(Dataset excerpt)
┌──
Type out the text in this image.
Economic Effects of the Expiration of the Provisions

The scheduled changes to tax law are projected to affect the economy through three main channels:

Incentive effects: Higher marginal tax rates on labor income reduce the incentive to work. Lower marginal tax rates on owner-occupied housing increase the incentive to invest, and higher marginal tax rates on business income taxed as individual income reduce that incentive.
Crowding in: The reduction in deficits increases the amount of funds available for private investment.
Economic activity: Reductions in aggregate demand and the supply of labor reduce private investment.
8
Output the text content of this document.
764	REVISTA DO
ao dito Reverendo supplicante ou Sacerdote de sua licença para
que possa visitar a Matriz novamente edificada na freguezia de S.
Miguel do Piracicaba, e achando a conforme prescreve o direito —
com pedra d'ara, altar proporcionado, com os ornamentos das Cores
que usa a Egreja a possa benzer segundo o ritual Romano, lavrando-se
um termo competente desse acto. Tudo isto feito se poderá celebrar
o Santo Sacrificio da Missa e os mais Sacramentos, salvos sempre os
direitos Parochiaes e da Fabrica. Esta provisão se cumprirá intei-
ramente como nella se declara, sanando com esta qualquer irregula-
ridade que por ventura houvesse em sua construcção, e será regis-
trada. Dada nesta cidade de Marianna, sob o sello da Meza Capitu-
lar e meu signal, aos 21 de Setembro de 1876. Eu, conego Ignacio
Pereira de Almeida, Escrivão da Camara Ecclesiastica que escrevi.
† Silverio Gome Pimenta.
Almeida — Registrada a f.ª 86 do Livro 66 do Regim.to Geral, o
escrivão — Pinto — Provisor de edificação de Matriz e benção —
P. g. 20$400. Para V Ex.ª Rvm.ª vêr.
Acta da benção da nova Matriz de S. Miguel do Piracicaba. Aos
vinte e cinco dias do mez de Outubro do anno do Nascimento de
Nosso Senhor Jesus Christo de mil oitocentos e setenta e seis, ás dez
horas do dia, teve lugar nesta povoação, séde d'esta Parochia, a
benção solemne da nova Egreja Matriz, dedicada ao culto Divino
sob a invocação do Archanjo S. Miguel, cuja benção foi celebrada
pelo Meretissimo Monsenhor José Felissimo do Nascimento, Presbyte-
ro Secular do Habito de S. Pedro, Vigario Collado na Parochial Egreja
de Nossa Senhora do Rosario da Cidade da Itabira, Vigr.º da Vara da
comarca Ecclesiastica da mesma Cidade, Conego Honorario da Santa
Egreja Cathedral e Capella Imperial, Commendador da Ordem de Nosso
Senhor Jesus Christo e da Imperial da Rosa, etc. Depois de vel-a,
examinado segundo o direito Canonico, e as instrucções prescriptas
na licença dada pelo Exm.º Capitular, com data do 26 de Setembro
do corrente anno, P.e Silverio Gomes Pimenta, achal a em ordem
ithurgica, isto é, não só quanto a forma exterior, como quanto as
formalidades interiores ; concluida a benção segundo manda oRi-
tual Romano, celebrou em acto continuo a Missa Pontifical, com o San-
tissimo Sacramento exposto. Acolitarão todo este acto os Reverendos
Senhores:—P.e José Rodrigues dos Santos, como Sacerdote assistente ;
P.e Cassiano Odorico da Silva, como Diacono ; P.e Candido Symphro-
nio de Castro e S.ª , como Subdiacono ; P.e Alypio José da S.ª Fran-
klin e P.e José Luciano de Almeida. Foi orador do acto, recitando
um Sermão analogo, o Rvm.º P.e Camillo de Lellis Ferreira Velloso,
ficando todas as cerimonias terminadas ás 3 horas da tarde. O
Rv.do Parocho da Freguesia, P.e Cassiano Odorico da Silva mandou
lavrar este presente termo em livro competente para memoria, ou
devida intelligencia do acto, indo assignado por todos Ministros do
└──
Scan the material above for the word "Silverio". Copy each line where it occurs.

† Silverio Gome Pimenta.
do corrente anno, P.e Silverio Gomes Pimenta, achal a em ordem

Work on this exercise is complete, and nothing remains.